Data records
== Segment start ==
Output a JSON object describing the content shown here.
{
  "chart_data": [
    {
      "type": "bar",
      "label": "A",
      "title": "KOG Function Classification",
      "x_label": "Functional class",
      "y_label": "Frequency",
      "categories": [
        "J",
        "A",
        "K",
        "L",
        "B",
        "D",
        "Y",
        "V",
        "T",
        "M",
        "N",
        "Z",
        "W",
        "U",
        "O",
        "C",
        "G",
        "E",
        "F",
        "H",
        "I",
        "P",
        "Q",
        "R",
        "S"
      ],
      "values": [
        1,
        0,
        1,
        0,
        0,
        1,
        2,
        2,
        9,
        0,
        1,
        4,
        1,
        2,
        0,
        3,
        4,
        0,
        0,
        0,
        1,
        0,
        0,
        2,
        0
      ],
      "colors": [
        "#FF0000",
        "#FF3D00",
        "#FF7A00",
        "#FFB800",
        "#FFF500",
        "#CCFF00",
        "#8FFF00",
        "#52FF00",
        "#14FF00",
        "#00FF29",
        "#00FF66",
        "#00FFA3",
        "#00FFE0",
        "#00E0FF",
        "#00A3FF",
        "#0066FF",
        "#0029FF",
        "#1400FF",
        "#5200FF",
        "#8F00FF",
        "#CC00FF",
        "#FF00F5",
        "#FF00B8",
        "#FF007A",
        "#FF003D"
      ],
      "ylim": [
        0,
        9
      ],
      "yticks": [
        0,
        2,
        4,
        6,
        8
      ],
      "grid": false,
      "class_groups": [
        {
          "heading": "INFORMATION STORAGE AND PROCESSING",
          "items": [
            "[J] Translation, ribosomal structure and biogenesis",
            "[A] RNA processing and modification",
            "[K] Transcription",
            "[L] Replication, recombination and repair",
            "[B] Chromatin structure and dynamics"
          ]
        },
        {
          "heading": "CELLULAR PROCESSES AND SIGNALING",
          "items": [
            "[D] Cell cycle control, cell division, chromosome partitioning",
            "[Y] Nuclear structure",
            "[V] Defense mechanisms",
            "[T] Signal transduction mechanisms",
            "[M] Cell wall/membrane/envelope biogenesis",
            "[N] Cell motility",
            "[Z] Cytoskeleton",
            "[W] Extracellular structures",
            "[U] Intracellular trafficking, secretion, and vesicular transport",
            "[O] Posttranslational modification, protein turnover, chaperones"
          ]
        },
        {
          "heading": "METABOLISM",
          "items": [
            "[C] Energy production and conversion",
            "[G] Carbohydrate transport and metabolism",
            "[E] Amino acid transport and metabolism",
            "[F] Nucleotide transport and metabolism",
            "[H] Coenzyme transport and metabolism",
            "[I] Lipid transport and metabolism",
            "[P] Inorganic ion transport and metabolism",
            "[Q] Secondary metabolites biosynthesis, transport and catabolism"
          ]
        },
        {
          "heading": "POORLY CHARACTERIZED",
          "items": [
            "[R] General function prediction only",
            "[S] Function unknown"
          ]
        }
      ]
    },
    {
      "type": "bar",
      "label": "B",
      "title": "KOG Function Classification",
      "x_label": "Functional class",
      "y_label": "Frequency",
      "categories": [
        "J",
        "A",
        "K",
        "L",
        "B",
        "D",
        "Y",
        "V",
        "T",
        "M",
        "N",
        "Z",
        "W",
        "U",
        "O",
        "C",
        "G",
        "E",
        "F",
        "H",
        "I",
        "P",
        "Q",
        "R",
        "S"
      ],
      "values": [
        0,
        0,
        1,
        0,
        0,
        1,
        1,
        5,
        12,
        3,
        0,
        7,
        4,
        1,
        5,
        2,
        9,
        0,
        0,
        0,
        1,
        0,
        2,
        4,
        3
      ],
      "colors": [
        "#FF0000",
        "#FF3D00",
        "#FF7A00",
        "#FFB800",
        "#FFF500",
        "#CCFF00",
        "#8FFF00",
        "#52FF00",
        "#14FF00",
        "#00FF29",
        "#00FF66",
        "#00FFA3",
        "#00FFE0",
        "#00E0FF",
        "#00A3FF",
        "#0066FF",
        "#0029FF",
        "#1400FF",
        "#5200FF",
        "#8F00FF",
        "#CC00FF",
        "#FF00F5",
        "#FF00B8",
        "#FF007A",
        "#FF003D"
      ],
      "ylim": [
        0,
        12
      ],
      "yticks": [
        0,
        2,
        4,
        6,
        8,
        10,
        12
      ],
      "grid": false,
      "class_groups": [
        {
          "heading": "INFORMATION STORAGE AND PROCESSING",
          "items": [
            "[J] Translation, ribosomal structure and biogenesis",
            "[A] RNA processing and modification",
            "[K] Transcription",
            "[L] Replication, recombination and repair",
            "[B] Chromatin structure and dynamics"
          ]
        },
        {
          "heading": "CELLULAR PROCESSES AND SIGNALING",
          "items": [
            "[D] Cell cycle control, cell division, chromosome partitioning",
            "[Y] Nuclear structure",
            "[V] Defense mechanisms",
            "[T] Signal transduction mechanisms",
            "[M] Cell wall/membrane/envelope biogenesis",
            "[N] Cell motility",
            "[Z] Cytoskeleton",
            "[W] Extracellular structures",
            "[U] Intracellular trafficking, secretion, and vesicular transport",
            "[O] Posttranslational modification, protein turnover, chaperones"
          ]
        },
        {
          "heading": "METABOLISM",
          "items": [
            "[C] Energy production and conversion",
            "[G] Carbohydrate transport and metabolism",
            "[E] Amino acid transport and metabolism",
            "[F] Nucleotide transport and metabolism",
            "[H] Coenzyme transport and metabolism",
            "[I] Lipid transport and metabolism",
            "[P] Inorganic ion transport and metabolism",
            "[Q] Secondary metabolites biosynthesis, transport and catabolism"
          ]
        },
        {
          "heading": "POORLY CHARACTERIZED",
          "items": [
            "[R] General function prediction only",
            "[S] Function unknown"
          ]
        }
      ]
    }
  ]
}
== Segment end ==
## REQUIRED ACTION
Output all of the data again, exactly.

## REPLY TO THE EXERCISE
Output a JSON object describing the content shown here.
{
  "chart_data": [
    {
      "type": "bar",
      "label": "A",
      "title": "KOG Function Classification",
      "x_label": "Functional class",
      "y_label": "Frequency",
      "categories": [
        "J",
        "A",
        "K",
        "L",
        "B",
        "D",
        "Y",
        "V",
        "T",
        "M",
        "N",
        "Z",
        "W",
        "U",
        "O",
        "C",
        "G",
        "E",
        "F",
        "H",
        "I",
        "P",
        "Q",
        "R",
        "S"
      ],
      "values": [
        1,
        0,
        1,
        0,
        0,
        1,
        2,
        2,
        9,
        0,
        1,
        4,
        1,
        2,
        0,
        3,
        4,
        0,
        0,
        0,
        1,
        0,
        0,
        2,
        0
      ],
      "colors": [
        "#FF0000",
        "#FF3D00",
        "#FF7A00",
        "#FFB800",
        "#FFF500",
        "#CCFF00",
        "#8FFF00",
        "#52FF00",
        "#14FF00",
        "#00FF29",
        "#00FF66",
        "#00FFA3",
        "#00FFE0",
        "#00E0FF",
        "#00A3FF",
        "#0066FF",
        "#0029FF",
        "#1400FF",
        "#5200FF",
        "#8F00FF",
        "#CC00FF",
        "#FF00F5",
        "#FF00B8",
        "#FF007A",
        "#FF003D"
      ],
      "ylim": [
        0,
        9
      ],
      "yticks": [
        0,
        2,
        4,
        6,
        8
      ],
      "grid": false,
      "class_groups": [
        {
          "heading": "INFORMATION STORAGE AND PROCESSING",
          "items": [
            "[J] Translation, ribosomal structure and biogenesis",
            "[A] RNA processing and modification",
            "[K] Transcription",
            "[L] Replication, recombination and repair",
            "[B] Chromatin structure and dynamics"
          ]
        },
        {
          "heading": "CELLULAR PROCESSES AND SIGNALING",
          "items": [
            "[D] Cell cycle control, cell division, chromosome partitioning",
            "[Y] Nuclear structure",
            "[V] Defense mechanisms",
            "[T] Signal transduction mechanisms",
            "[M] Cell wall/membrane/envelope biogenesis",
            "[N] Cell motility",
            "[Z] Cytoskeleton",
            "[W] Extracellular structures",
            "[U] Intracellular trafficking, secretion, and vesicular transport",
            "[O] Posttranslational modification, protein turnover, chaperones"
          ]
        },
        {
          "heading": "METABOLISM",
          "items": [
            "[C] Energy production and conversion",
            "[G] Carbohydrate transport and metabolism",
            "[E] Amino acid transport and metabolism",
            "[F] Nucleotide transport and metabolism",
            "[H] Coenzyme transport and metabolism",
            "[I] Lipid transport and metabolism",
            "[P] Inorganic ion transport and metabolism",
            "[Q] Secondary metabolites biosynthesis, transport and catabolism"
          ]
        },
        {
          "heading": "POORLY CHARACTERIZED",
          "items": [
            "[R] General function prediction only",
            "[S] Function unknown"
          ]
        }
      ]
    },
    {
      "type": "bar",
      "label": "B",
      "title": "KOG Function Classification",
      "x_label": "Functional class",
      "y_label": "Frequency",
      "categories": [
        "J",
        "A",
        "K",
        "L",
        "B",
        "D",
        "Y",
        "V",
        "T",
        "M",
        "N",
        "Z",
        "W",
        "U",
        "O",
        "C",
        "G",
        "E",
        "F",
        "H",
        "I",
        "P",
        "Q",
        "R",
        "S"
      ],
      "values": [
        0,
        0,
        1,
        0,
        0,
        1,
        1,
        5,
        12,
        3,
        0,
        7,
        4,
        1,
        5,
        2,
        9,
        0,
        0,
        0,
        1,
        0,
        2,
        4,
        3
      ],
      "colors": [
        "#FF0000",
        "#FF3D00",
        "#FF7A00",
        "#FFB800",
        "#FFF500",
        "#CCFF00",
        "#8FFF00",
        "#52FF00",
        "#14FF00",
        "#00FF29",
        "#00FF66",
        "#00FFA3",
        "#00FFE0",
        "#00E0FF",
        "#00A3FF",
        "#0066FF",
        "#0029FF",
        "#1400FF",
        "#5200FF",
        "#8F00FF",
        "#CC00FF",
        "#FF00F5",
        "#FF00B8",
        "#FF007A",
        "#FF003D"
      ],
      "ylim": [
        0,
        12
      ],
      "yticks": [
        0,
        2,
        4,
        6,
        8,
        10,
        12
      ],
      "grid": false,
      "class_groups": [
        {
          "heading": "INFORMATION STORAGE AND PROCESSING",
          "items": [
            "[J] Translation, ribosomal structure and biogenesis",
            "[A] RNA processing and modification",
            "[K] Transcription",
            "[L] Replication, recombination and repair",
            "[B] Chromatin structure and dynamics"
          ]
        },
        {
          "heading": "CELLULAR PROCESSES AND SIGNALING",
          "items": [
            "[D] Cell cycle control, cell division, chromosome partitioning",
            "[Y] Nuclear structure",
            "[V] Defense mechanisms",
            "[T] Signal transduction mechanisms",
            "[M] Cell wall/membrane/envelope biogenesis",
            "[N] Cell motility",
            "[Z] Cytoskeleton",
            "[W] Extracellular structures",
            "[U] Intracellular trafficking, secretion, and vesicular transport",
            "[O] Posttranslational modification, protein turnover, chaperones"
          ]
        },
        {
          "heading": "METABOLISM",
          "items": [
            "[C] Energy production and conversion",
            "[G] Carbohydrate transport and metabolism",
            "[E] Amino acid transport and metabolism",
            "[F] Nucleotide transport and metabolism",
            "[H] Coenzyme transport and metabolism",
            "[I] Lipid transport and metabolism",
            "[P] Inorganic ion transport and metabolism",
            "[Q] Secondary metabolites biosynthesis, transport and catabolism"
          ]
        },
        {
          "heading": "POORLY CHARACTERIZED",
          "items": [
            "[R] General function prediction only",
            "[S] Function unknown"
          ]
        }
      ]
    }
  ]
}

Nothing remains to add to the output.